Exercise description
Write the listing out again, all of it, word for word.

# Provided entries start

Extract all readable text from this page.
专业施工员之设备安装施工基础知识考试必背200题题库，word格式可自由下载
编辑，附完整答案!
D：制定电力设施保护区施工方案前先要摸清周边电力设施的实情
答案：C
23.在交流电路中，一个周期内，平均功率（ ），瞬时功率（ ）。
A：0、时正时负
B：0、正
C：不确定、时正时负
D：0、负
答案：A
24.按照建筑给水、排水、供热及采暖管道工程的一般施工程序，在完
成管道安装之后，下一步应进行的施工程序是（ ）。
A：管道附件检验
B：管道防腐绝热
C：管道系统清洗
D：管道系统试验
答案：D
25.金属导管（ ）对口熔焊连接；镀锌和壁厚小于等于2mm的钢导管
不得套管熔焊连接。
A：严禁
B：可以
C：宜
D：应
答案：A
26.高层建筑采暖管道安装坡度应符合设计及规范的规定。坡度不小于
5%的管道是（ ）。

# Provided entries end

Result of this task
Extract all readable text from this page.
专业施工员之设备安装施工基础知识考试必背200题题库，word格式可自由下载
编辑，附完整答案!
D：制定电力设施保护区施工方案前先要摸清周边电力设施的实情
答案：C
23.在交流电路中，一个周期内，平均功率（ ），瞬时功率（ ）。
A：0、时正时负
B：0、正
C：不确定、时正时负
D：0、负
答案：A
24.按照建筑给水、排水、供热及采暖管道工程的一般施工程序，在完
成管道安装之后，下一步应进行的施工程序是（ ）。
A：管道附件检验
B：管道防腐绝热
C：管道系统清洗
D：管道系统试验
答案：D
25.金属导管（ ）对口熔焊连接；镀锌和壁厚小于等于2mm的钢导管
不得套管熔焊连接。
A：严禁
B：可以
C：宜
D：应
答案：A
26.高层建筑采暖管道安装坡度应符合设计及规范的规定。坡度不小于
5%的管道是（ ）。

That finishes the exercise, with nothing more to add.